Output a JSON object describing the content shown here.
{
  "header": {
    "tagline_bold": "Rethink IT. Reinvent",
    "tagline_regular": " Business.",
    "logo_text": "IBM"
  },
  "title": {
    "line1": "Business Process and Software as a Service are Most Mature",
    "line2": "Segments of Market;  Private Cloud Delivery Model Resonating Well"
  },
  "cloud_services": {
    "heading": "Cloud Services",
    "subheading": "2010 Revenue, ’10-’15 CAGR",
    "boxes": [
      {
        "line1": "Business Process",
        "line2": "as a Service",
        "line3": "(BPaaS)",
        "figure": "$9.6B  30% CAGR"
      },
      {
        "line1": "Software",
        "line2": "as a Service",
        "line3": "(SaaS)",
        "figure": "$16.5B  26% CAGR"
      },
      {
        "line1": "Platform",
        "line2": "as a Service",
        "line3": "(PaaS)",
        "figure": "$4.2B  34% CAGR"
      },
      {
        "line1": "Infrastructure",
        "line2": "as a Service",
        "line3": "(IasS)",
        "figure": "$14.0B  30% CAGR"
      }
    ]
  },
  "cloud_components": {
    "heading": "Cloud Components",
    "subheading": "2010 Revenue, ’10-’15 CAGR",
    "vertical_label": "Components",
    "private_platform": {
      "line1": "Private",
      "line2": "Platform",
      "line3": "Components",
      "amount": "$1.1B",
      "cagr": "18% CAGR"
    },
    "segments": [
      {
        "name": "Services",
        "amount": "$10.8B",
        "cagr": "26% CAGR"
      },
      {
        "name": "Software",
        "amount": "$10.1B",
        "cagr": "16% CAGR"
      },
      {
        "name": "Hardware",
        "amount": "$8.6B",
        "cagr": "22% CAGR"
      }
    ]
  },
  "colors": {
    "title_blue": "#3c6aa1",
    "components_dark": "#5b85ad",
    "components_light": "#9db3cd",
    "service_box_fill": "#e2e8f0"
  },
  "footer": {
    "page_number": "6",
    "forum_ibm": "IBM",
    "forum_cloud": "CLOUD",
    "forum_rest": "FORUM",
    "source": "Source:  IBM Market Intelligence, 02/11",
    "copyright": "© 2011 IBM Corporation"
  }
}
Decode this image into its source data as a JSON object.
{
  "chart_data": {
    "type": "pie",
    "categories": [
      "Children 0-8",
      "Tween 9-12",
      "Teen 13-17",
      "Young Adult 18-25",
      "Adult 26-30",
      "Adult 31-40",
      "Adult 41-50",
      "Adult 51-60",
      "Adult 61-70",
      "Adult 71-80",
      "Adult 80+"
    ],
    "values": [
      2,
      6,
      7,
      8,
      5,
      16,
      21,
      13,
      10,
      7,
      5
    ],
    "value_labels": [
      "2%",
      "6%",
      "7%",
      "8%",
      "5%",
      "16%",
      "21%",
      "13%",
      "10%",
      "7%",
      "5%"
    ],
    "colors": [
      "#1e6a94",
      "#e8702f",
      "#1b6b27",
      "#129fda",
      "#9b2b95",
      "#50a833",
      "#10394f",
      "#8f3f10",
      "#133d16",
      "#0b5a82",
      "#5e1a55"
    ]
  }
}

^^^^

Transcribe all entries exactly as they are given.

Output a JSON object describing the content shown here.
{
  "header": {
    "tagline_bold": "Rethink IT. Reinvent",
    "tagline_regular": " Business.",
    "logo_text": "IBM"
  },
  "title": {
    "line1": "Business Process and Software as a Service are Most Mature",
    "line2": "Segments of Market;  Private Cloud Delivery Model Resonating Well"
  },
  "cloud_services": {
    "heading": "Cloud Services",
    "subheading": "2010 Revenue, ’10-’15 CAGR",
    "boxes": [
      {
        "line1": "Business Process",
        "line2": "as a Service",
        "line3": "(BPaaS)",
        "figure": "$9.6B  30% CAGR"
      },
      {
        "line1": "Software",
        "line2": "as a Service",
        "line3": "(SaaS)",
        "figure": "$16.5B  26% CAGR"
      },
      {
        "line1": "Platform",
        "line2": "as a Service",
        "line3": "(PaaS)",
        "figure": "$4.2B  34% CAGR"
      },
      {
        "line1": "Infrastructure",
        "line2": "as a Service",
        "line3": "(IasS)",
        "figure": "$14.0B  30% CAGR"
      }
    ]
  },
  "cloud_components": {
    "heading": "Cloud Components",
    "subheading": "2010 Revenue, ’10-’15 CAGR",
    "vertical_label": "Components",
    "private_platform": {
      "line1": "Private",
      "line2": "Platform",
      "line3": "Components",
      "amount": "$1.1B",
      "cagr": "18% CAGR"
    },
    "segments": [
      {
        "name": "Services",
        "amount": "$10.8B",
        "cagr": "26% CAGR"
      },
      {
        "name": "Software",
        "amount": "$10.1B",
        "cagr": "16% CAGR"
      },
      {
        "name": "Hardware",
        "amount": "$8.6B",
        "cagr": "22% CAGR"
      }
    ]
  },
  "colors": {
    "title_blue": "#3c6aa1",
    "components_dark": "#5b85ad",
    "components_light": "#9db3cd",
    "service_box_fill": "#e2e8f0"
  },
  "footer": {
    "page_number": "6",
    "forum_ibm": "IBM",
    "forum_cloud": "CLOUD",
    "forum_rest": "FORUM",
    "source": "Source:  IBM Market Intelligence, 02/11",
    "copyright": "© 2011 IBM Corporation"
  }
}
Decode this image into its source data as a JSON object.
{
  "chart_data": {
    "type": "pie",
    "categories": [
      "Children 0-8",
      "Tween 9-12",
      "Teen 13-17",
      "Young Adult 18-25",
      "Adult 26-30",
      "Adult 31-40",
      "Adult 41-50",
      "Adult 51-60",
      "Adult 61-70",
      "Adult 71-80",
      "Adult 80+"
    ],
    "values": [
      2,
      6,
      7,
      8,
      5,
      16,
      21,
      13,
      10,
      7,
      5
    ],
    "value_labels": [
      "2%",
      "6%",
      "7%",
      "8%",
      "5%",
      "16%",
      "21%",
      "13%",
      "10%",
      "7%",
      "5%"
    ],
    "colors": [
      "#1e6a94",
      "#e8702f",
      "#1b6b27",
      "#129fda",
      "#9b2b95",
      "#50a833",
      "#10394f",
      "#8f3f10",
      "#133d16",
      "#0b5a82",
      "#5e1a55"
    ]
  }
}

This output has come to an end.